> To do
Copy every line with the string "Grenzbezirks" in it.

───

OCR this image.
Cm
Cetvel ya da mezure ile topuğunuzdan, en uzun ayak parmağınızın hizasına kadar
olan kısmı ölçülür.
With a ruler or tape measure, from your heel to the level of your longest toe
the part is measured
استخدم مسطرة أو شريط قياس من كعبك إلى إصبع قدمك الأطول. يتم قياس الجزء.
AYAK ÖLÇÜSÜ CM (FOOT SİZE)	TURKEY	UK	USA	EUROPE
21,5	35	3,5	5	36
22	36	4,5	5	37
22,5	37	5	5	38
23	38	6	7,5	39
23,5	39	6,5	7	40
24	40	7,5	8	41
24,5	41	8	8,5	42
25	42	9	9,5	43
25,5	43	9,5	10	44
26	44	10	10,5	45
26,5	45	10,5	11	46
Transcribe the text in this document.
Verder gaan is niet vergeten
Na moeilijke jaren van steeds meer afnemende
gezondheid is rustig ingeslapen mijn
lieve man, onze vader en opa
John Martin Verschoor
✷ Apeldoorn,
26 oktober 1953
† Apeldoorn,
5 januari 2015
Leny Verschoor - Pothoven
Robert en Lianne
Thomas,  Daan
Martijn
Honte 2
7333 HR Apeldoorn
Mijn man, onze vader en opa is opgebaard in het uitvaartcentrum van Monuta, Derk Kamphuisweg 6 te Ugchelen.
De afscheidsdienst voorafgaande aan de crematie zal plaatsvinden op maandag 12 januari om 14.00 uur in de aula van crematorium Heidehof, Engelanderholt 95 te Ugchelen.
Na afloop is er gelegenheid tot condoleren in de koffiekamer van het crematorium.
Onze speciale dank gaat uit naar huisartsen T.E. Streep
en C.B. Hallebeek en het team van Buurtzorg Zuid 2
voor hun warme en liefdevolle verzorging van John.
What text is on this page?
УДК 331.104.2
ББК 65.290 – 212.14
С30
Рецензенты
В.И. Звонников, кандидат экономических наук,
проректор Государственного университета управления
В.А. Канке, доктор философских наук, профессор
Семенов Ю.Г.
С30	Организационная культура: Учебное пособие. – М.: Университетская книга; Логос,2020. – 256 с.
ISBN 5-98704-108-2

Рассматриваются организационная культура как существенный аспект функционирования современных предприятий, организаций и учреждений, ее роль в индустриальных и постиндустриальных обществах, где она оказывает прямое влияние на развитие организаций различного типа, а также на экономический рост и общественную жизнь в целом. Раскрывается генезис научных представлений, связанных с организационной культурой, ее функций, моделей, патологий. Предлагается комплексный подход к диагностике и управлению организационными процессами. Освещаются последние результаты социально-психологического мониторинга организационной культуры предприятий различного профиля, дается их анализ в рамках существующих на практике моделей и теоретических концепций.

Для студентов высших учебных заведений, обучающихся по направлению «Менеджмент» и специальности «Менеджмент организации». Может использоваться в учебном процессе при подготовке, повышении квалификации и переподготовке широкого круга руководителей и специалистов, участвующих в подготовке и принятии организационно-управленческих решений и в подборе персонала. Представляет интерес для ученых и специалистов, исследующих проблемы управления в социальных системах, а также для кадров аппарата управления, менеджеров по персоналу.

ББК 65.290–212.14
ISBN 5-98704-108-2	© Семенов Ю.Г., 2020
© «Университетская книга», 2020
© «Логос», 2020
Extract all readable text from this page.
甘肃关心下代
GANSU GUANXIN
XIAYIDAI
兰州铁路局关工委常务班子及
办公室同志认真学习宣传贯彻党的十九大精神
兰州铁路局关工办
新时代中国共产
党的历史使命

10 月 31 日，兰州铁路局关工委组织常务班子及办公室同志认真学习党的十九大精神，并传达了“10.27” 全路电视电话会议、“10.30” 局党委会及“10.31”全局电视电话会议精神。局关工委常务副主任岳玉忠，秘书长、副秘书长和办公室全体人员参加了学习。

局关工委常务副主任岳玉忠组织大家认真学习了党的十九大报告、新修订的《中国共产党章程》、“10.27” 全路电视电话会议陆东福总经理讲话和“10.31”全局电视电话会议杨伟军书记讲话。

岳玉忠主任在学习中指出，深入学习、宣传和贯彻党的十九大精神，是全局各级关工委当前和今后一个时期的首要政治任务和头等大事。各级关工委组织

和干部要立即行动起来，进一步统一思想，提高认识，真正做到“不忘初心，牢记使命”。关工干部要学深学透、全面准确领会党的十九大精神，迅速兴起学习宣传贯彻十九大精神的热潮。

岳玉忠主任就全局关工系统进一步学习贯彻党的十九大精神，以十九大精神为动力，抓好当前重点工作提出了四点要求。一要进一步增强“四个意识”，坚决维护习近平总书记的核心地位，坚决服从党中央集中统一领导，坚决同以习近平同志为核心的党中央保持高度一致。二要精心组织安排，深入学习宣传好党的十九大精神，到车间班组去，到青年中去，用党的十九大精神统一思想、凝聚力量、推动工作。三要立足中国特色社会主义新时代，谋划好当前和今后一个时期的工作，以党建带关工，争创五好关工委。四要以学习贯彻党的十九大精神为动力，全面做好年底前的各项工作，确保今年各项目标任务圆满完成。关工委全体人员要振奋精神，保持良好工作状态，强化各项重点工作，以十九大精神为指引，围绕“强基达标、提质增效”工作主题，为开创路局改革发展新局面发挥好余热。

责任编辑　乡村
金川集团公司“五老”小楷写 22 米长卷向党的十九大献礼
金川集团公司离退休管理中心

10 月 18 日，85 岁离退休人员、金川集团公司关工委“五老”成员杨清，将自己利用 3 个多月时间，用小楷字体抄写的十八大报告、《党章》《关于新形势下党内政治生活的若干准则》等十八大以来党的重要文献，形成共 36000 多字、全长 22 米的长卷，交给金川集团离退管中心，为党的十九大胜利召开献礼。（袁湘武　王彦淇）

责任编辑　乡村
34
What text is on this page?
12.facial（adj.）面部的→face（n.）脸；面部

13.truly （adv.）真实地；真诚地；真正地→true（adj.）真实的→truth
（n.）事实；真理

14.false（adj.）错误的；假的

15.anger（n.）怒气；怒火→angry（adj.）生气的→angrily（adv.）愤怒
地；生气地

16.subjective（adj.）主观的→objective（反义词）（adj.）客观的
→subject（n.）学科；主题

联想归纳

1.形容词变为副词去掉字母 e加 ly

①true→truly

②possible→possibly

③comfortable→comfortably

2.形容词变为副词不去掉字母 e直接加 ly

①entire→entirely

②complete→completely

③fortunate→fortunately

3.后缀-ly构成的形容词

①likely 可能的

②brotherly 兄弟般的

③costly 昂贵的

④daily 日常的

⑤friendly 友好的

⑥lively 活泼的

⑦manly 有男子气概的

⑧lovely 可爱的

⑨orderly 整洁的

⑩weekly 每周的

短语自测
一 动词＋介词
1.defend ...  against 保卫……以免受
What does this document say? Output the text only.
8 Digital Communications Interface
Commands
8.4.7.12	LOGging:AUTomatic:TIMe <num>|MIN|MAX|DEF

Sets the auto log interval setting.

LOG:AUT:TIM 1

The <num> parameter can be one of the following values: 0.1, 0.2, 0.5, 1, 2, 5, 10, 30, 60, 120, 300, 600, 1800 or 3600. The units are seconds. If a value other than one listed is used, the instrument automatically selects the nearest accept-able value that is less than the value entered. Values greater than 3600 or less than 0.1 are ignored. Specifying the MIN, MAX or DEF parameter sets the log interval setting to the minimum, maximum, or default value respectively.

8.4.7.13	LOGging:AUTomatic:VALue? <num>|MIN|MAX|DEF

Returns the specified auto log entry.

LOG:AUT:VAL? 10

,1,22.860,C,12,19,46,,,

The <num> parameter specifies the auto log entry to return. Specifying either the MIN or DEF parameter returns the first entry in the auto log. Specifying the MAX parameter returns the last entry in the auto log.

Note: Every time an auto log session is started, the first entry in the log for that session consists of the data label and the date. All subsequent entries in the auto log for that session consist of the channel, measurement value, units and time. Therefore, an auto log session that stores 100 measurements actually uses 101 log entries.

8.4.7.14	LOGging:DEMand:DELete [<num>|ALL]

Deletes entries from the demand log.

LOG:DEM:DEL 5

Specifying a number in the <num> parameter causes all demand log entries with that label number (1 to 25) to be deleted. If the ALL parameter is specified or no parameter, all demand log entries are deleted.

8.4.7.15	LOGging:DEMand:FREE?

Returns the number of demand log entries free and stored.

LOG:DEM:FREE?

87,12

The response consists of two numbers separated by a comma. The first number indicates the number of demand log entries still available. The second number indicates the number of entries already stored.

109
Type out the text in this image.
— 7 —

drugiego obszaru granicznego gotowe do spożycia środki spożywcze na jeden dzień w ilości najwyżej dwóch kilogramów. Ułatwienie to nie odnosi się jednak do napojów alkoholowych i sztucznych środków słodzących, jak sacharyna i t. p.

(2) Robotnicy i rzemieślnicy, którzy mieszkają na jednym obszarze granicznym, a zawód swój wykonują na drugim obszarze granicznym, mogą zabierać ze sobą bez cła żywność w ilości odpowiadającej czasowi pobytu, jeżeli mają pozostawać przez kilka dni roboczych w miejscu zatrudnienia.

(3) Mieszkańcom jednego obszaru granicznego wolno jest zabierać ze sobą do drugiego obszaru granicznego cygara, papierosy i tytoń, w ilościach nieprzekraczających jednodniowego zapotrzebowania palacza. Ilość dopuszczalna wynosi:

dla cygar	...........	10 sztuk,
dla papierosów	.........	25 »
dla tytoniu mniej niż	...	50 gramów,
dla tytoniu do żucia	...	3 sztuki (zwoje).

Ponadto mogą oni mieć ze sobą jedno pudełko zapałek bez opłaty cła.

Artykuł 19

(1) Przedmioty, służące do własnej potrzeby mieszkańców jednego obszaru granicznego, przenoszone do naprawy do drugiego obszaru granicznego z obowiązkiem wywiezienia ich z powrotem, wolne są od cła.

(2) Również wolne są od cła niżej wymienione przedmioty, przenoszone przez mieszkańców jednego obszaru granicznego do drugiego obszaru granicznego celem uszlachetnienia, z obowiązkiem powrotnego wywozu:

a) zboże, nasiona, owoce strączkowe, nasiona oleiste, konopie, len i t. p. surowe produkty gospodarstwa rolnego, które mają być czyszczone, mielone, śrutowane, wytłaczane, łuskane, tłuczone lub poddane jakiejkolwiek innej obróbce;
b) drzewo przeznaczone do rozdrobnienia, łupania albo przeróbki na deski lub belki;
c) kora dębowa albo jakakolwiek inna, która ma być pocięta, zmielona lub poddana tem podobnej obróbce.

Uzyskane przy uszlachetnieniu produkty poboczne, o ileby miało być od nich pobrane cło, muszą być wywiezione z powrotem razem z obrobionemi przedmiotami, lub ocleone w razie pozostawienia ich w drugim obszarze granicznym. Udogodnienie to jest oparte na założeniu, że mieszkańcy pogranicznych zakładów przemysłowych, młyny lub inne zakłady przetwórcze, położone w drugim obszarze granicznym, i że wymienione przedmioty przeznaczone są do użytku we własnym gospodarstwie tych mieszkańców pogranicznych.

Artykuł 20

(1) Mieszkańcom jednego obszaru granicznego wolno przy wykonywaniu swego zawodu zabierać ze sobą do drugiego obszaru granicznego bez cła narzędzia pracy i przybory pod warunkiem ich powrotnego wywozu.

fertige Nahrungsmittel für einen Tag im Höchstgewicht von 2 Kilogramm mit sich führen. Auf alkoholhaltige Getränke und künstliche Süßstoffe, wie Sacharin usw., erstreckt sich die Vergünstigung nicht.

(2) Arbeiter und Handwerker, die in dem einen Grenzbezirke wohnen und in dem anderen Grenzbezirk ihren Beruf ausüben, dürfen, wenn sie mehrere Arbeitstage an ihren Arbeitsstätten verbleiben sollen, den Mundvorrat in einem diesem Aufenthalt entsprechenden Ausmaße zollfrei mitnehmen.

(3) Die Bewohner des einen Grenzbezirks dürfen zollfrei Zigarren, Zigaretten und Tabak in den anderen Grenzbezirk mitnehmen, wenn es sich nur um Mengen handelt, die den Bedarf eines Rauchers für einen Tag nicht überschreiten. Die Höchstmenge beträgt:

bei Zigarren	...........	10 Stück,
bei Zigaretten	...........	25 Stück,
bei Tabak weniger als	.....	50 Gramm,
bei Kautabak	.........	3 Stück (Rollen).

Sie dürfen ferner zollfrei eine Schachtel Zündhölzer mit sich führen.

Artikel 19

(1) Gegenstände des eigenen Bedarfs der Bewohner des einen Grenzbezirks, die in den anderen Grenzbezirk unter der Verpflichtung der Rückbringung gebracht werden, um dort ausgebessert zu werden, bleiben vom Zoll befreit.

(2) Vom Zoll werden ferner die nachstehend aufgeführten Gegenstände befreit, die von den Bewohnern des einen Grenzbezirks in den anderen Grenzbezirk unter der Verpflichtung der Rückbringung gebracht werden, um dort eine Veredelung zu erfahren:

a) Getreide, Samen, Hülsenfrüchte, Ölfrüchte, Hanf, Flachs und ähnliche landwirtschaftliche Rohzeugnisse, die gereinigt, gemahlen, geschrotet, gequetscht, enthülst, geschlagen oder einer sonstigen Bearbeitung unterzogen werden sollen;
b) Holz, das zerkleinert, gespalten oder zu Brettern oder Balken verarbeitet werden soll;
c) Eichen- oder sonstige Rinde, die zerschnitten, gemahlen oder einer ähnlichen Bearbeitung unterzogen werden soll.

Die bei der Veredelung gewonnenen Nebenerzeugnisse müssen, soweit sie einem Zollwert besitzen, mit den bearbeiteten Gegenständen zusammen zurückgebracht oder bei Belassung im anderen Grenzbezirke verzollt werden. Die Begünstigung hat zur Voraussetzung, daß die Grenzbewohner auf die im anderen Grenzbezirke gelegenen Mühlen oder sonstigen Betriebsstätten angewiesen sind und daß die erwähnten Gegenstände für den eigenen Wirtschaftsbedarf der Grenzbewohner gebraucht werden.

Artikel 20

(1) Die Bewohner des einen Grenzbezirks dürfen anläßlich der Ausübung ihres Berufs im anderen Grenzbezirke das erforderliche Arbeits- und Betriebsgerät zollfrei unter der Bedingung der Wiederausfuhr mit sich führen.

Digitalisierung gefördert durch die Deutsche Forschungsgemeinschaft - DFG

───

> Output of the exercise
(3) Die Bewohner des einen Grenzbezirks dürfen zollfrei Zigarren, Zigaretten und Tabak in den anderen Grenzbezirk mitnehmen, wenn es sich nur um Mengen handelt, die den Bedarf eines Rauchers für einen Tag nicht überschreiten. Die Höchstmenge beträgt:
(1) Gegenstände des eigenen Bedarfs der Bewohner des einen Grenzbezirks, die in den anderen Grenzbezirk unter der Verpflichtung der Rückbringung gebracht werden, um dort ausgebessert zu werden, bleiben vom Zoll befreit.
(2) Vom Zoll werden ferner die nachstehend aufgeführten Gegenstände befreit, die von den Bewohnern des einen Grenzbezirks in den anderen Grenzbezirk unter der Verpflichtung der Rückbringung gebracht werden, um dort eine Veredelung zu erfahren:
(1) Die Bewohner des einen Grenzbezirks dürfen anläßlich der Ausübung ihres Berufs im anderen Grenzbezirke das erforderliche Arbeits- und Betriebsgerät zollfrei unter der Bedingung der Wiederausfuhr mit sich führen.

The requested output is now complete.